WRITTEN EXERCISE: Quote all entries exactly, leaving pictures aside.

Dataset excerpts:
********************

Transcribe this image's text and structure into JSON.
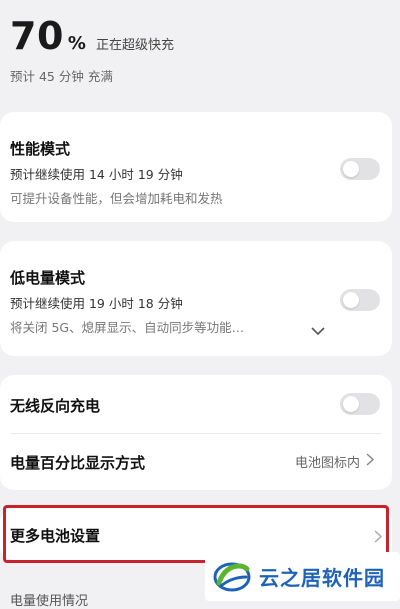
{
  "header": {
    "percent": "70",
    "percent_sign": "%",
    "charge_status": "正在超级快充",
    "eta": "预计 45 分钟 充满"
  },
  "performance_mode": {
    "title": "性能模式",
    "estimate": "预计继续使用 14 小时 19 分钟",
    "description": "可提升设备性能，但会增加耗电和发热",
    "enabled": false
  },
  "low_power_mode": {
    "title": "低电量模式",
    "estimate": "预计继续使用 19 小时 18 分钟",
    "description": "将关闭 5G、熄屏显示、自动同步等功能…",
    "enabled": false
  },
  "wireless_reverse": {
    "title": "无线反向充电",
    "enabled": false
  },
  "percentage_display": {
    "title": "电量百分比显示方式",
    "value": "电池图标内"
  },
  "more_settings": {
    "title": "更多电池设置"
  },
  "usage_section": {
    "label": "电量使用情况"
  },
  "watermark": {
    "text": "云之居软件园"
  },
  "colors": {
    "background": "#f1f1f3",
    "card": "#ffffff",
    "highlight": "#c8232c",
    "watermark_blue": "#1e63b8",
    "watermark_green": "#5bb531"
  }
}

********************

RESPONSE:
Transcribe this image's text and structure into JSON.
{
  "header": {
    "percent": "70",
    "percent_sign": "%",
    "charge_status": "正在超级快充",
    "eta": "预计 45 分钟 充满"
  },
  "performance_mode": {
    "title": "性能模式",
    "estimate": "预计继续使用 14 小时 19 分钟",
    "description": "可提升设备性能，但会增加耗电和发热",
    "enabled": false
  },
  "low_power_mode": {
    "title": "低电量模式",
    "estimate": "预计继续使用 19 小时 18 分钟",
    "description": "将关闭 5G、熄屏显示、自动同步等功能…",
    "enabled": false
  },
  "wireless_reverse": {
    "title": "无线反向充电",
    "enabled": false
  },
  "percentage_display": {
    "title": "电量百分比显示方式",
    "value": "电池图标内"
  },
  "more_settings": {
    "title": "更多电池设置"
  },
  "usage_section": {
    "label": "电量使用情况"
  },
  "watermark": {
    "text": "云之居软件园"
  },
  "colors": {
    "background": "#f1f1f3",
    "card": "#ffffff",
    "highlight": "#c8232c",
    "watermark_blue": "#1e63b8",
    "watermark_green": "#5bb531"
  }
}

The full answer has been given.